> _Short task_: Quote all of the data that follows exactly as written, skipping the images.

Some records
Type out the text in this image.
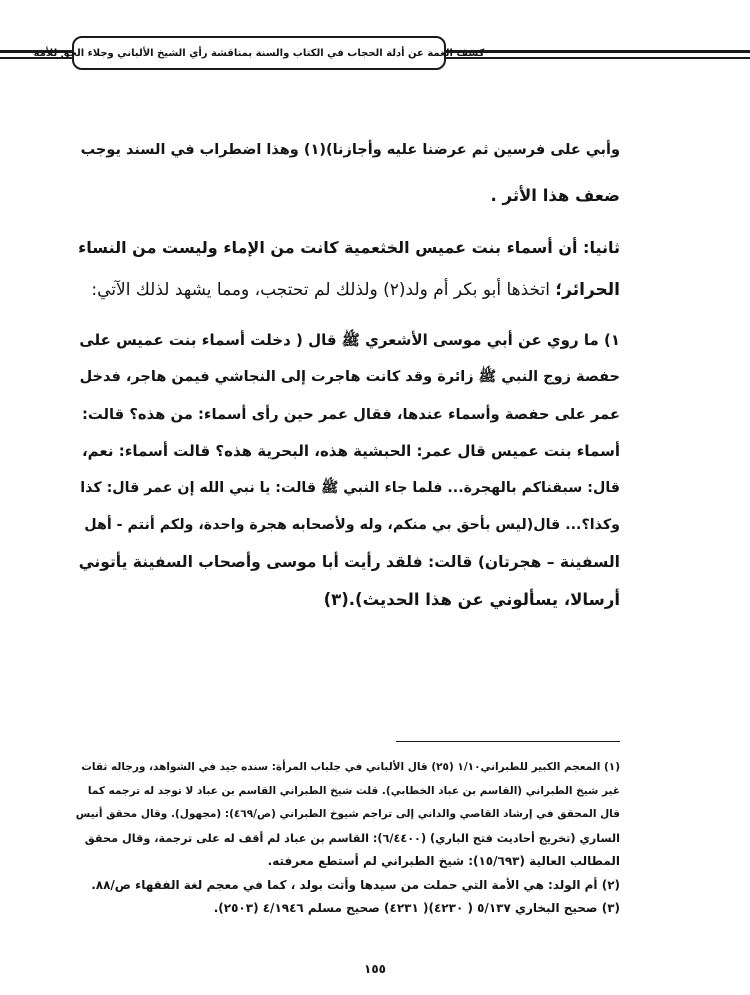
كشف الغمة عن أدلة الحجاب في الكتاب والسنة بمناقشة رأي الشيخ الألباني وجلاء الحق للأمة
وأبي على فرسين ثم عرضنا عليه وأجازنا)(١) وهذا اضطراب في السند يوجب
ضعف هذا الأثر .
ثانيا: أن أسماء بنت عميس الخثعمية كانت من الإماء وليست من النساء
الحرائر؛ اتخذها أبو بكر أم ولد(٢) ولذلك لم تحتجب، ومما يشهد لذلك الآتي:
١) ما روي عن أبي موسى الأشعري ﷺ قال ( دخلت أسماء بنت عميس على
حفصة زوج النبي ﷺ زائرة وقد كانت هاجرت إلى النجاشي فيمن هاجر، فدخل
عمر على حفصة وأسماء عندها، فقال عمر حين رأى أسماء: من هذه؟ قالت:
أسماء بنت عميس قال عمر: الحبشية هذه، البحرية هذه؟ قالت أسماء: نعم،
قال: سبقناكم بالهجرة... فلما جاء النبي ﷺ قالت: يا نبي الله إن عمر قال: كذا
وكذا؟... قال(ليس بأحق بي منكم، وله ولأصحابه هجرة واحدة، ولكم أنتم - أهل
السفينة – هجرتان) قالت: فلقد رأيت أبا موسى وأصحاب السفينة يأتوني
أرسالا، يسألوني عن هذا الحديث).(٣)
(١) المعجم الكبير للطبراني١/١٠ (٢٥) قال الألباني في جلباب المرأة: سنده جيد في الشواهد، ورجاله ثقات
غير شيخ الطبراني (القاسم بن عباد الخطابي). قلت شيخ الطبراني القاسم بن عباد لا توجد له ترجمه كما
قال المحقق في إرشاد القاصي والداني إلى تراجم شيوخ الطبراني (ص/٤٦٩): (مجهول). وقال محقق أنيس
الساري (تخريج أحاديث فتح الباري) (٦/٤٤٠٠): القاسم بن عباد لم أقف له على ترجمة، وقال محقق
المطالب العالية (١٥/٦٩٣): شيخ الطبراني لم أستطع معرفته.
(٢) أم الولد: هي الأمة التي حملت من سيدها وأتت بولد ، كما في معجم لغة الفقهاء ص/٨٨.
(٣) صحيح البخاري ٥/١٣٧ ( ٤٢٣٠)( ٤٢٣١) صحيح مسلم ٤/١٩٤٦ (٢٥٠٣).
١٥٥
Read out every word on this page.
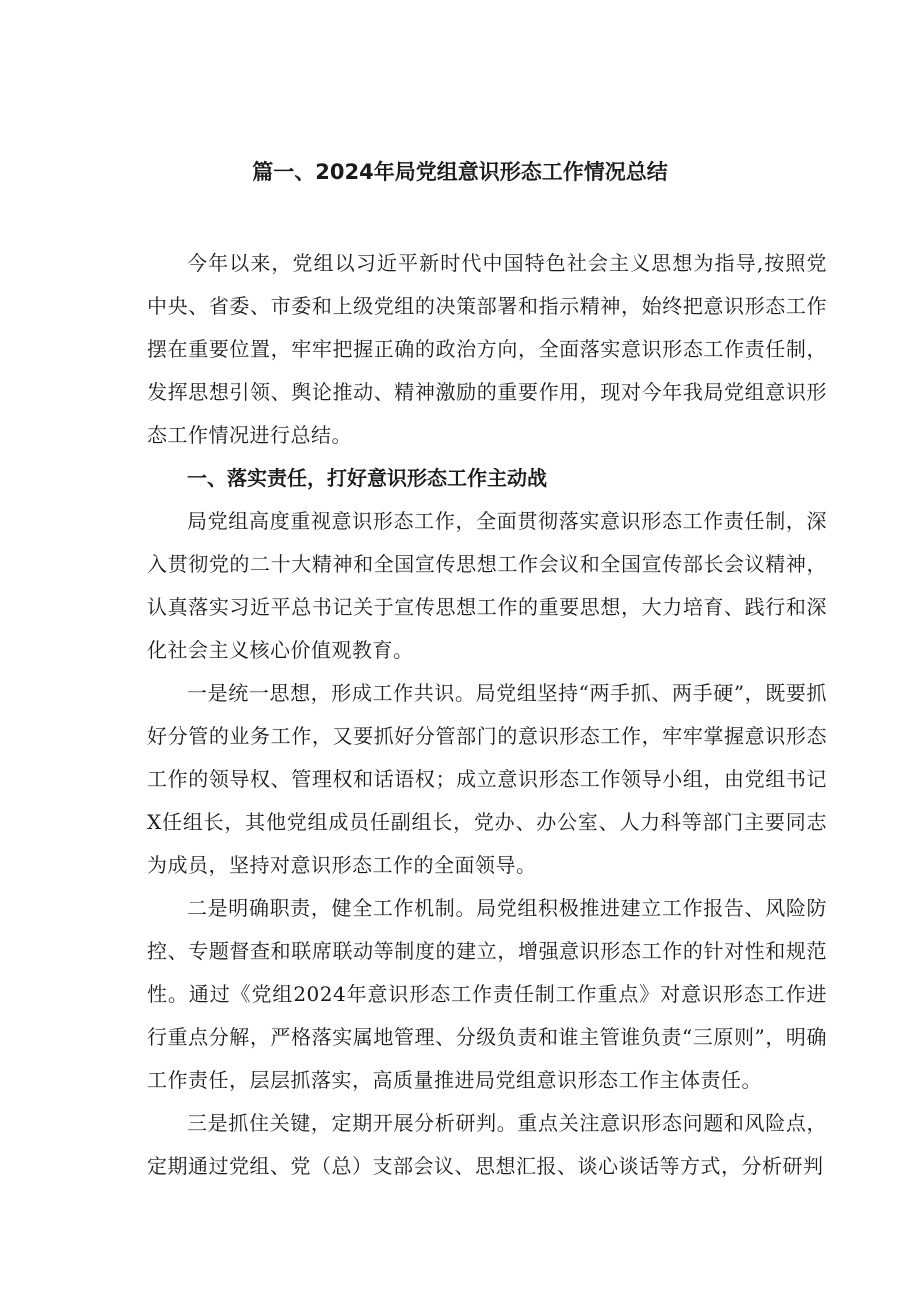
篇一、2024年局党组意识形态工作情况总结

今年以来，党组以习近平新时代中国特色社会主义思想为指导,按照党中央、省委、市委和上级党组的决策部署和指示精神，始终把意识形态工作摆在重要位置，牢牢把握正确的政治方向，全面落实意识形态工作责任制，发挥思想引领、舆论推动、精神激励的重要作用，现对今年我局党组意识形态工作情况进行总结。

一、落实责任，打好意识形态工作主动战

局党组高度重视意识形态工作，全面贯彻落实意识形态工作责任制，深入贯彻党的二十大精神和全国宣传思想工作会议和全国宣传部长会议精神，认真落实习近平总书记关于宣传思想工作的重要思想，大力培育、践行和深化社会主义核心价值观教育。

一是统一思想，形成工作共识。局党组坚持“两手抓、两手硬”，既要抓好分管的业务工作，又要抓好分管部门的意识形态工作，牢牢掌握意识形态工作的领导权、管理权和话语权；成立意识形态工作领导小组，由党组书记X任组长，其他党组成员任副组长，党办、办公室、人力科等部门主要同志为成员，坚持对意识形态工作的全面领导。

二是明确职责，健全工作机制。局党组积极推进建立工作报告、风险防控、专题督查和联席联动等制度的建立，增强意识形态工作的针对性和规范性。通过《党组2024年意识形态工作责任制工作重点》对意识形态工作进行重点分解，严格落实属地管理、分级负责和谁主管谁负责“三原则”，明确工作责任，层层抓落实，高质量推进局党组意识形态工作主体责任。

三是抓住关键，定期开展分析研判。重点关注意识形态问题和风险点，定期通过党组、党（总）支部会议、思想汇报、谈心谈话等方式，分析研判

> _Answer below_:
Type out the text in this image.
كشف الغمة عن أدلة الحجاب في الكتاب والسنة بمناقشة رأي الشيخ الألباني وجلاء الحق للأمة
وأبي على فرسين ثم عرضنا عليه وأجازنا)(١) وهذا اضطراب في السند يوجب
ضعف هذا الأثر .
ثانيا: أن أسماء بنت عميس الخثعمية كانت من الإماء وليست من النساء
الحرائر؛ اتخذها أبو بكر أم ولد(٢) ولذلك لم تحتجب، ومما يشهد لذلك الآتي:
١) ما روي عن أبي موسى الأشعري ﷺ قال ( دخلت أسماء بنت عميس على
حفصة زوج النبي ﷺ زائرة وقد كانت هاجرت إلى النجاشي فيمن هاجر، فدخل
عمر على حفصة وأسماء عندها، فقال عمر حين رأى أسماء: من هذه؟ قالت:
أسماء بنت عميس قال عمر: الحبشية هذه، البحرية هذه؟ قالت أسماء: نعم،
قال: سبقناكم بالهجرة... فلما جاء النبي ﷺ قالت: يا نبي الله إن عمر قال: كذا
وكذا؟... قال(ليس بأحق بي منكم، وله ولأصحابه هجرة واحدة، ولكم أنتم - أهل
السفينة – هجرتان) قالت: فلقد رأيت أبا موسى وأصحاب السفينة يأتوني
أرسالا، يسألوني عن هذا الحديث).(٣)
(١) المعجم الكبير للطبراني١/١٠ (٢٥) قال الألباني في جلباب المرأة: سنده جيد في الشواهد، ورجاله ثقات
غير شيخ الطبراني (القاسم بن عباد الخطابي). قلت شيخ الطبراني القاسم بن عباد لا توجد له ترجمه كما
قال المحقق في إرشاد القاصي والداني إلى تراجم شيوخ الطبراني (ص/٤٦٩): (مجهول). وقال محقق أنيس
الساري (تخريج أحاديث فتح الباري) (٦/٤٤٠٠): القاسم بن عباد لم أقف له على ترجمة، وقال محقق
المطالب العالية (١٥/٦٩٣): شيخ الطبراني لم أستطع معرفته.
(٢) أم الولد: هي الأمة التي حملت من سيدها وأتت بولد ، كما في معجم لغة الفقهاء ص/٨٨.
(٣) صحيح البخاري ٥/١٣٧ ( ٤٢٣٠)( ٤٢٣١) صحيح مسلم ٤/١٩٤٦ (٢٥٠٣).
١٥٥
Read out every word on this page.
篇一、2024年局党组意识形态工作情况总结

今年以来，党组以习近平新时代中国特色社会主义思想为指导,按照党中央、省委、市委和上级党组的决策部署和指示精神，始终把意识形态工作摆在重要位置，牢牢把握正确的政治方向，全面落实意识形态工作责任制，发挥思想引领、舆论推动、精神激励的重要作用，现对今年我局党组意识形态工作情况进行总结。

一、落实责任，打好意识形态工作主动战

局党组高度重视意识形态工作，全面贯彻落实意识形态工作责任制，深入贯彻党的二十大精神和全国宣传思想工作会议和全国宣传部长会议精神，认真落实习近平总书记关于宣传思想工作的重要思想，大力培育、践行和深化社会主义核心价值观教育。

一是统一思想，形成工作共识。局党组坚持“两手抓、两手硬”，既要抓好分管的业务工作，又要抓好分管部门的意识形态工作，牢牢掌握意识形态工作的领导权、管理权和话语权；成立意识形态工作领导小组，由党组书记X任组长，其他党组成员任副组长，党办、办公室、人力科等部门主要同志为成员，坚持对意识形态工作的全面领导。

二是明确职责，健全工作机制。局党组积极推进建立工作报告、风险防控、专题督查和联席联动等制度的建立，增强意识形态工作的针对性和规范性。通过《党组2024年意识形态工作责任制工作重点》对意识形态工作进行重点分解，严格落实属地管理、分级负责和谁主管谁负责“三原则”，明确工作责任，层层抓落实，高质量推进局党组意识形态工作主体责任。

三是抓住关键，定期开展分析研判。重点关注意识形态问题和风险点，定期通过党组、党（总）支部会议、思想汇报、谈心谈话等方式，分析研判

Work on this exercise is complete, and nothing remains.